■ **The task**
Every record below is to be retyped exactly.

■ **Dataset items**
==*==

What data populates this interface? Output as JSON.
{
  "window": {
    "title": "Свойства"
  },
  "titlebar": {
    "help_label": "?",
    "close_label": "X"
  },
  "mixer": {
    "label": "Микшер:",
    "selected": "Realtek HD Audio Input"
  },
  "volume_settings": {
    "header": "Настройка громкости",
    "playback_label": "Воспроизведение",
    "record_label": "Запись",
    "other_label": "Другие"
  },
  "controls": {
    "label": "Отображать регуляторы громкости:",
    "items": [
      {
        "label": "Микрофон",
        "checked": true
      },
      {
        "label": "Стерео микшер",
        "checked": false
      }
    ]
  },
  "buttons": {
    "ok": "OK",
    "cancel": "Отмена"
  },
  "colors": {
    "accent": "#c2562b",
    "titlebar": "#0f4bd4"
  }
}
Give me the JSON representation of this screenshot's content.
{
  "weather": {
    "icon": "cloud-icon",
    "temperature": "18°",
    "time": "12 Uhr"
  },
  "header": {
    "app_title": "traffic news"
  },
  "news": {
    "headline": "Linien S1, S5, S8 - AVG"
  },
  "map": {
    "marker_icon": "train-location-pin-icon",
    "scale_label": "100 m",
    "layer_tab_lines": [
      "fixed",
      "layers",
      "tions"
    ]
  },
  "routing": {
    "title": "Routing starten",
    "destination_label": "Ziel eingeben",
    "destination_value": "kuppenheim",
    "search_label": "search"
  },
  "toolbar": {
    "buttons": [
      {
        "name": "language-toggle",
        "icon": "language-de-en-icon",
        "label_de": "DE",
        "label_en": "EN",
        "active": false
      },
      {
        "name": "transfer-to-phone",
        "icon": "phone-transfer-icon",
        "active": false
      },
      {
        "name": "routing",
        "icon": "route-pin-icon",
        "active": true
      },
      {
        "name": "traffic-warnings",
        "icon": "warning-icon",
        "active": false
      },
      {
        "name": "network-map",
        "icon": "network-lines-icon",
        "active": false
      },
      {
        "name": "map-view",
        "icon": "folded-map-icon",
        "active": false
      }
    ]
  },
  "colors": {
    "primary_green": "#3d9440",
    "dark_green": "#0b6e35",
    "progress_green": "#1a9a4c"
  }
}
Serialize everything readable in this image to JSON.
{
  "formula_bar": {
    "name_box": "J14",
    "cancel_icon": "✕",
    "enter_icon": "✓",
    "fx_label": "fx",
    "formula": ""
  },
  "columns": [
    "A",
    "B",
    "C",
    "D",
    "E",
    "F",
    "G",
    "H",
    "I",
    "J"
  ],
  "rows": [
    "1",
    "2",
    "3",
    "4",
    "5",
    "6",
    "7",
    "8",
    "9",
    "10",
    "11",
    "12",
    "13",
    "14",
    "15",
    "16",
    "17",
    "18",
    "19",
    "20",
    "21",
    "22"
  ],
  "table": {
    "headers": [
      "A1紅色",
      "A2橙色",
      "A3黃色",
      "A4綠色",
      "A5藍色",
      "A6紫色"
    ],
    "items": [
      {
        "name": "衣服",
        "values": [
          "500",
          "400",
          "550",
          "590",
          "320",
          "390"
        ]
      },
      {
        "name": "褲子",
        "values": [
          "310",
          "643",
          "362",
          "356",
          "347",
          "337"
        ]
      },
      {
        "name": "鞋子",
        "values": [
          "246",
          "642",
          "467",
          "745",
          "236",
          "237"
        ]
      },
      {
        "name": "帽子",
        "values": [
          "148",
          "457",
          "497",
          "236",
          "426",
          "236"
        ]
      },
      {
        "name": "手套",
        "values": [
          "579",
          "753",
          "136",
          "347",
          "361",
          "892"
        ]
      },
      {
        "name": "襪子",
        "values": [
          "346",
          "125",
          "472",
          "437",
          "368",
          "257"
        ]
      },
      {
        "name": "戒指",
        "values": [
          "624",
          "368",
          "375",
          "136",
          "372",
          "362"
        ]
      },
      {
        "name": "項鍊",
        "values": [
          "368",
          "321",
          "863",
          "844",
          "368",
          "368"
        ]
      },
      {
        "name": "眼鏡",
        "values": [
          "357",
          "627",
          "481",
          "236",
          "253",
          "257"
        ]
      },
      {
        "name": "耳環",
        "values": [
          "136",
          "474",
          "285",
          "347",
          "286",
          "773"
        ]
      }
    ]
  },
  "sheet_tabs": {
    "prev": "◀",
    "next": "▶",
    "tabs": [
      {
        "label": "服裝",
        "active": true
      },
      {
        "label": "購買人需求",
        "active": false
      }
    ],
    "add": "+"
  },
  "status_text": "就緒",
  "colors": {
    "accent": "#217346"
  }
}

==*==

■ **Written answer**
What data populates this interface? Output as JSON.
{
  "window": {
    "title": "Свойства"
  },
  "titlebar": {
    "help_label": "?",
    "close_label": "X"
  },
  "mixer": {
    "label": "Микшер:",
    "selected": "Realtek HD Audio Input"
  },
  "volume_settings": {
    "header": "Настройка громкости",
    "playback_label": "Воспроизведение",
    "record_label": "Запись",
    "other_label": "Другие"
  },
  "controls": {
    "label": "Отображать регуляторы громкости:",
    "items": [
      {
        "label": "Микрофон",
        "checked": true
      },
      {
        "label": "Стерео микшер",
        "checked": false
      }
    ]
  },
  "buttons": {
    "ok": "OK",
    "cancel": "Отмена"
  },
  "colors": {
    "accent": "#c2562b",
    "titlebar": "#0f4bd4"
  }
}
Give me the JSON representation of this screenshot's content.
{
  "weather": {
    "icon": "cloud-icon",
    "temperature": "18°",
    "time": "12 Uhr"
  },
  "header": {
    "app_title": "traffic news"
  },
  "news": {
    "headline": "Linien S1, S5, S8 - AVG"
  },
  "map": {
    "marker_icon": "train-location-pin-icon",
    "scale_label": "100 m",
    "layer_tab_lines": [
      "fixed",
      "layers",
      "tions"
    ]
  },
  "routing": {
    "title": "Routing starten",
    "destination_label": "Ziel eingeben",
    "destination_value": "kuppenheim",
    "search_label": "search"
  },
  "toolbar": {
    "buttons": [
      {
        "name": "language-toggle",
        "icon": "language-de-en-icon",
        "label_de": "DE",
        "label_en": "EN",
        "active": false
      },
      {
        "name": "transfer-to-phone",
        "icon": "phone-transfer-icon",
        "active": false
      },
      {
        "name": "routing",
        "icon": "route-pin-icon",
        "active": true
      },
      {
        "name": "traffic-warnings",
        "icon": "warning-icon",
        "active": false
      },
      {
        "name": "network-map",
        "icon": "network-lines-icon",
        "active": false
      },
      {
        "name": "map-view",
        "icon": "folded-map-icon",
        "active": false
      }
    ]
  },
  "colors": {
    "primary_green": "#3d9440",
    "dark_green": "#0b6e35",
    "progress_green": "#1a9a4c"
  }
}
Serialize everything readable in this image to JSON.
{
  "formula_bar": {
    "name_box": "J14",
    "cancel_icon": "✕",
    "enter_icon": "✓",
    "fx_label": "fx",
    "formula": ""
  },
  "columns": [
    "A",
    "B",
    "C",
    "D",
    "E",
    "F",
    "G",
    "H",
    "I",
    "J"
  ],
  "rows": [
    "1",
    "2",
    "3",
    "4",
    "5",
    "6",
    "7",
    "8",
    "9",
    "10",
    "11",
    "12",
    "13",
    "14",
    "15",
    "16",
    "17",
    "18",
    "19",
    "20",
    "21",
    "22"
  ],
  "table": {
    "headers": [
      "A1紅色",
      "A2橙色",
      "A3黃色",
      "A4綠色",
      "A5藍色",
      "A6紫色"
    ],
    "items": [
      {
        "name": "衣服",
        "values": [
          "500",
          "400",
          "550",
          "590",
          "320",
          "390"
        ]
      },
      {
        "name": "褲子",
        "values": [
          "310",
          "643",
          "362",
          "356",
          "347",
          "337"
        ]
      },
      {
        "name": "鞋子",
        "values": [
          "246",
          "642",
          "467",
          "745",
          "236",
          "237"
        ]
      },
      {
        "name": "帽子",
        "values": [
          "148",
          "457",
          "497",
          "236",
          "426",
          "236"
        ]
      },
      {
        "name": "手套",
        "values": [
          "579",
          "753",
          "136",
          "347",
          "361",
          "892"
        ]
      },
      {
        "name": "襪子",
        "values": [
          "346",
          "125",
          "472",
          "437",
          "368",
          "257"
        ]
      },
      {
        "name": "戒指",
        "values": [
          "624",
          "368",
          "375",
          "136",
          "372",
          "362"
        ]
      },
      {
        "name": "項鍊",
        "values": [
          "368",
          "321",
          "863",
          "844",
          "368",
          "368"
        ]
      },
      {
        "name": "眼鏡",
        "values": [
          "357",
          "627",
          "481",
          "236",
          "253",
          "257"
        ]
      },
      {
        "name": "耳環",
        "values": [
          "136",
          "474",
          "285",
          "347",
          "286",
          "773"
        ]
      }
    ]
  },
  "sheet_tabs": {
    "prev": "◀",
    "next": "▶",
    "tabs": [
      {
        "label": "服裝",
        "active": true
      },
      {
        "label": "購買人需求",
        "active": false
      }
    ],
    "add": "+"
  },
  "status_text": "就緒",
  "colors": {
    "accent": "#217346"
  }
}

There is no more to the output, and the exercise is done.